**TAREAS A REALIZAR**:
A - Cita tal cual el fragmento de la nota sobre la casa de Chris Watts que empieza en "Es que lo que" y termina en "con esos sueños.".
B - Nombra a todas las personas que aparecen con su nombre propio en la nota sobre la casa de Chris Watts.
C - Responde estas preguntas a partir de la nota sobre la casa de Chris Watts:
(i) ¿En qué estado está la penitenciaría donde Watts pasará el resto de su vida?
(ii) ¿En qué mes y año compraron la casa los Watts?
(iii) ¿En cuánto fue valuada la casa?

**TEXTO SELECCIONADO**:
==========

La casa maldita: el destino de lo único que le queda a Chris Watts, “el monstruo de Denver”
El femicida de su esposa e hijas, pasará el resto de su vida en prisión. La vivienda donde comenzó el horror, en Frederick, está en manos de su acreedor que no puede venderla
Chris Watts apenas ve el sol. Sabe que el resto de su vida estará confinada en una penitenciaría en Wisconsin. A lo sumo algún juez dispondrá un traslado, aunque difícil que eso ocurra.
De seguro, esa mudanza no será a una casa propia ni con los beneficios que podría conferirle una tobillera de GPS. Ya no necesitará de su propiedad, la vivienda de 400 metros cuadrados que compartía con Shanann, su esposa y sus hijas Bella (4 años) y Celeste (tres años). A todas ellas asesinó el 13 de agosto de 2018 y por eso fue sentenciado a prisión perpetua.
La casa es una de las protagonistas del último documental presentado por Netflix: American Murder, The Family Next Door. Las cámaras de personal policial que interroga y secuestra material del interior de la propiedad muestran cada uno de sus rincones, prolijos y amplios, que nadie quiere volver a habitar.
Es que lo que alguna vez fue un hogar está en venta desde hace dos años pero nadie quiere comprar. Los Watts la adquirieron en mayo de 2013 -fecha de su construcción- en 400 mil dólares, cuando todavía ninguna de las pequeñas había nacido. Era donde “el monstruo de Denver” y Shanann habían planeado vivir para siempre hasta que el brutal femicida terminó con esos sueños.
Hoy, sumido en deudas y sin poder producir, Watts intenta llenar esos agujeros financieros con lo poco que le queda. Su casa situada en el 2825 de Saratoga Trl es el principal capital: fue valuada en 645 mil dólares. Pero es su prestamista que posee la hipoteca embargó la casa para cobrar ese dinero. Pero nadie lo compró en el plazo de un año desde que salió a la venta, entonces el condado lo sacó de la ejecución hipotecaria.

==========

**LISTADO DE MATERIAL**:
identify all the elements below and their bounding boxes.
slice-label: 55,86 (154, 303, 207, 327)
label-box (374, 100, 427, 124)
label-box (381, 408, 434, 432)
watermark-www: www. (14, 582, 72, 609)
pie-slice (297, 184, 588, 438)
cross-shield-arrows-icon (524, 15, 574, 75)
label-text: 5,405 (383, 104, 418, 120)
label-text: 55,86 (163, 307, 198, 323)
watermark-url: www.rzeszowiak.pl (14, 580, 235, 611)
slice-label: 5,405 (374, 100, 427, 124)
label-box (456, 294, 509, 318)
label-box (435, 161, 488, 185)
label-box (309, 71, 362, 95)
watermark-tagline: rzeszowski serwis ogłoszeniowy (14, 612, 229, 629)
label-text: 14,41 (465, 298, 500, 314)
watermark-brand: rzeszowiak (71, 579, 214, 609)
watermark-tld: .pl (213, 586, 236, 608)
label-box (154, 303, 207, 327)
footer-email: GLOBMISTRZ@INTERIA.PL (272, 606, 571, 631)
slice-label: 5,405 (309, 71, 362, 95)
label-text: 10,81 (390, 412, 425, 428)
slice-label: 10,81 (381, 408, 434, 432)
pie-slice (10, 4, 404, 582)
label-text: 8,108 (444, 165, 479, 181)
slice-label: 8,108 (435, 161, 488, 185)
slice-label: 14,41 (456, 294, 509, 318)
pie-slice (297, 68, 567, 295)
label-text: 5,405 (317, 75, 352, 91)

==========

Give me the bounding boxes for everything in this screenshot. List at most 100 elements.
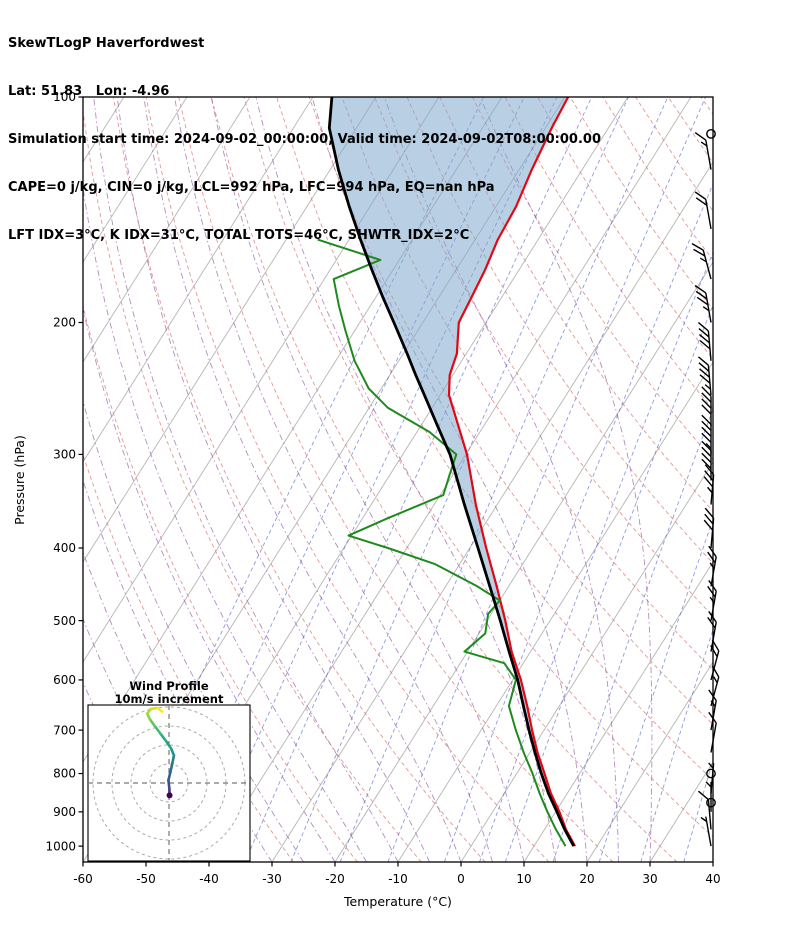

==========

**SOLUCIONES POR TAREA**:
A -
Es que lo que alguna vez fue un hogar está en venta desde hace dos años pero nadie quiere comprar. Los Watts la adquirieron en mayo de 2013 -fecha de su construcción- en 400 mil dólares, cuando todavía ninguna de las pequeñas había nacido. Era donde “el monstruo de Denver” y Shanann habían planeado vivir para siempre hasta que el brutal femicida terminó con esos sueños.

B - Chris Watts, Shanann, Bella, Celeste

C -
(i) En Wisconsin.
(ii) En mayo de 2013.
(iii) En 645 mil dólares.